◆ **Data extracted from a collection**:
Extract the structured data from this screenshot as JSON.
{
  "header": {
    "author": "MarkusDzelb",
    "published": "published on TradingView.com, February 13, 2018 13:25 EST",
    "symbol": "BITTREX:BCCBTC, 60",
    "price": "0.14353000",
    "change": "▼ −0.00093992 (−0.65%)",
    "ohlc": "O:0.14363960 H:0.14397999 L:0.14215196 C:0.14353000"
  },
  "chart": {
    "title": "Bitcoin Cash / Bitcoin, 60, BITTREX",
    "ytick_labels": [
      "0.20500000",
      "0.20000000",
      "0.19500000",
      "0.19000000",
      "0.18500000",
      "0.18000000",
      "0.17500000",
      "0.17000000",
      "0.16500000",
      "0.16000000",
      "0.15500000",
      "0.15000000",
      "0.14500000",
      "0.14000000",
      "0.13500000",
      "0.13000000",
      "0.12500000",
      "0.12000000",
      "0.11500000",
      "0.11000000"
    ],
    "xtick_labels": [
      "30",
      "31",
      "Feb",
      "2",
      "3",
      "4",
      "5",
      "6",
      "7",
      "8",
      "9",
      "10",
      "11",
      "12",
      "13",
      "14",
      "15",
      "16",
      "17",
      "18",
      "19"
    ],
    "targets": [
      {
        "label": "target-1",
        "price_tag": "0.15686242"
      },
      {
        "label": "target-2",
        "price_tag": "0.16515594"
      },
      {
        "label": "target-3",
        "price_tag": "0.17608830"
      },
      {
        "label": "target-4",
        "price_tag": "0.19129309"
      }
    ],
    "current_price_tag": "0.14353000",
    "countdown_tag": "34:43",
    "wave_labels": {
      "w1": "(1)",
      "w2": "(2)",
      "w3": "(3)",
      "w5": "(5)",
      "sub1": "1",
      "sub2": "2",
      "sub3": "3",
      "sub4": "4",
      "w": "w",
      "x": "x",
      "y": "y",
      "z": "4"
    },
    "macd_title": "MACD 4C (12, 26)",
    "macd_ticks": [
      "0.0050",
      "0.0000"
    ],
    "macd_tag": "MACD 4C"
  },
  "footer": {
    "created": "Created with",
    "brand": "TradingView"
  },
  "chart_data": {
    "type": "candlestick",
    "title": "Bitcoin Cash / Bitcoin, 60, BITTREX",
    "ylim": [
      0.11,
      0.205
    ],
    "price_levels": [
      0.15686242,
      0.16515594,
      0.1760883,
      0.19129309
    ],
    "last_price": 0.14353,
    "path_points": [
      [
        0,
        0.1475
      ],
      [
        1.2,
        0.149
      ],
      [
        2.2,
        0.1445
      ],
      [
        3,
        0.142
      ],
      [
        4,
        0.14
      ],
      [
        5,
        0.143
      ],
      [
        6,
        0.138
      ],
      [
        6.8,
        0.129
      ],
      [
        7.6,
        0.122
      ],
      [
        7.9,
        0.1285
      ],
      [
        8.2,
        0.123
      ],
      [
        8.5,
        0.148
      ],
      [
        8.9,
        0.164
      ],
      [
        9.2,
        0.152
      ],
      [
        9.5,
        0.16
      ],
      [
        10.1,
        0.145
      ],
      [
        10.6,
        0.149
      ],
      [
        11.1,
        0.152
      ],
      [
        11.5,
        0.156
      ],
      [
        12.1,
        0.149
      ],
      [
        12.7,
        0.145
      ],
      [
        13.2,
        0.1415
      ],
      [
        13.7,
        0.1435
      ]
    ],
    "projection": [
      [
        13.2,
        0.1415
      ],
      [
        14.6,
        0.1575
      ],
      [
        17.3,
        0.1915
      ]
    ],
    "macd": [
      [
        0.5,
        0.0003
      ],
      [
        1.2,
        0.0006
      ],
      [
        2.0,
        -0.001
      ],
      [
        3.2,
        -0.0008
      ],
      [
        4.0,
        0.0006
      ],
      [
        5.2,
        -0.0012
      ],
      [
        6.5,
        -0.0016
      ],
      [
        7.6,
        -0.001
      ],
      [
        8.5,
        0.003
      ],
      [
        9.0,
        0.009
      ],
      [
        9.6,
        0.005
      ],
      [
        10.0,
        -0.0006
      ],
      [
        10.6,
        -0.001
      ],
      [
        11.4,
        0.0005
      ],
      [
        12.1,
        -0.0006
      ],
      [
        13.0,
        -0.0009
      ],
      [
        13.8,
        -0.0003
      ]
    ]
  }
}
...
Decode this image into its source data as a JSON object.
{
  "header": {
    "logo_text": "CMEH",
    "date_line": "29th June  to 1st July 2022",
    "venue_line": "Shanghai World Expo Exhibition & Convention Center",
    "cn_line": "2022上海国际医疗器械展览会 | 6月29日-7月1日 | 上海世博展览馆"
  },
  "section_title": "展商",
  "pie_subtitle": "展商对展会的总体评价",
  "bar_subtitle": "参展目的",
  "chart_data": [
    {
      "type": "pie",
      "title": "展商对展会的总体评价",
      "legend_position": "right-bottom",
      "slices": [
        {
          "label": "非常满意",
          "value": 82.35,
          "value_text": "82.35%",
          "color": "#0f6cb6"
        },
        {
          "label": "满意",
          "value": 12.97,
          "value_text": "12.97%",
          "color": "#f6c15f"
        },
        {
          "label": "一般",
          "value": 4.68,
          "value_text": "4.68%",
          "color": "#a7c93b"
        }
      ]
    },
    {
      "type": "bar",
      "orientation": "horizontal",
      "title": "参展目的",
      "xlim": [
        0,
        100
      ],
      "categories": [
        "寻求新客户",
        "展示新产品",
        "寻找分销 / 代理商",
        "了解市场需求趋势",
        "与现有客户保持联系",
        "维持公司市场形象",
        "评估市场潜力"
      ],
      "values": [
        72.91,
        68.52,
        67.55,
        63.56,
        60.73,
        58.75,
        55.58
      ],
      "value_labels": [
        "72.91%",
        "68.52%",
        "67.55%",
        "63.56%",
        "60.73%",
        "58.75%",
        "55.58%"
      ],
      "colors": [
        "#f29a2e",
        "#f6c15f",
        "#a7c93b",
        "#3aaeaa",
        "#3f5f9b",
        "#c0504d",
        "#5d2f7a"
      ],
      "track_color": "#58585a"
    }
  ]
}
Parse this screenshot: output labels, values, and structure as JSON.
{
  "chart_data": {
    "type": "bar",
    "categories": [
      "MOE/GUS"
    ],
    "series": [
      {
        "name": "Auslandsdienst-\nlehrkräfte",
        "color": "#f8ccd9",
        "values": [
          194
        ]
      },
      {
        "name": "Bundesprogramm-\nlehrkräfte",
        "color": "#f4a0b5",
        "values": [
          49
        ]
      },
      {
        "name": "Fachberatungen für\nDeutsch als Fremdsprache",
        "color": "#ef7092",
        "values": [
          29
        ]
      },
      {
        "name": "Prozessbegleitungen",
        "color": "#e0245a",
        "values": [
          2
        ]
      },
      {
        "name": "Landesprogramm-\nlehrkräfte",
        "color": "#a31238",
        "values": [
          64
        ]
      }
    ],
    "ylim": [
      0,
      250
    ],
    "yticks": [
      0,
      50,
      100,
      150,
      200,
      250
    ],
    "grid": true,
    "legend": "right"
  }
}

◆ **Your objective**:
Scan the material above for the string "展商对展会的总体评价" and return the lines that hold it.

◆ **Task result**:
  "pie_subtitle": "展商对展会的总体评价",
      "title": "展商对展会的总体评价",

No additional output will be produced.